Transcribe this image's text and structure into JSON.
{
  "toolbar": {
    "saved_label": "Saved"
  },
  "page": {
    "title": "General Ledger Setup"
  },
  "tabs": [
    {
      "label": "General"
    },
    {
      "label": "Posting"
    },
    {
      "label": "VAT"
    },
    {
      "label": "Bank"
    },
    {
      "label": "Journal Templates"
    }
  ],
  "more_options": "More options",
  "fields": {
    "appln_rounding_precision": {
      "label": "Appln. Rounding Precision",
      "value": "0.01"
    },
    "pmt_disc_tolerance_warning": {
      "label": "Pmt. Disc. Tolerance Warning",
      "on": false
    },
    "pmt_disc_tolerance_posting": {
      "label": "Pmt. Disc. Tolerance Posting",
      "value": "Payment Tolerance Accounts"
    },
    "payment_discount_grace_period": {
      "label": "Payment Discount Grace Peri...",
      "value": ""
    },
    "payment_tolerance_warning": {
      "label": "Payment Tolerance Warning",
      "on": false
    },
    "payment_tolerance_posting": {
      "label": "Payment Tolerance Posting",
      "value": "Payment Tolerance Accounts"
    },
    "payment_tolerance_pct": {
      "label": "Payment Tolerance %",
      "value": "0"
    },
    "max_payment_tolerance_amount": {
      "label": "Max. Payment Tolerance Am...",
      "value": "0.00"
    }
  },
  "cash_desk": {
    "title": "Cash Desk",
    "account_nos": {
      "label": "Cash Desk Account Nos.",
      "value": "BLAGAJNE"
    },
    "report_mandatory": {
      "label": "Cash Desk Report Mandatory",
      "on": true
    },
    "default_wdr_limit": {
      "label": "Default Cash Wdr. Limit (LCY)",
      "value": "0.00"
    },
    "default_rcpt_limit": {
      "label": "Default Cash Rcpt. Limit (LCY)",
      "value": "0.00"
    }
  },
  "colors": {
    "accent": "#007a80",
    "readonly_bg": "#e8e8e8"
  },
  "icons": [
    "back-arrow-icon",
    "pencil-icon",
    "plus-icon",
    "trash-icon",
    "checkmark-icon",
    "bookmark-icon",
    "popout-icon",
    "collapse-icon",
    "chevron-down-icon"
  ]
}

WRITTEN TASK: Go over the data above and copy every line that has the word "General" in it.

THE COMPLETED TASK:
    "title": "General Ledger Setup"
      "label": "General"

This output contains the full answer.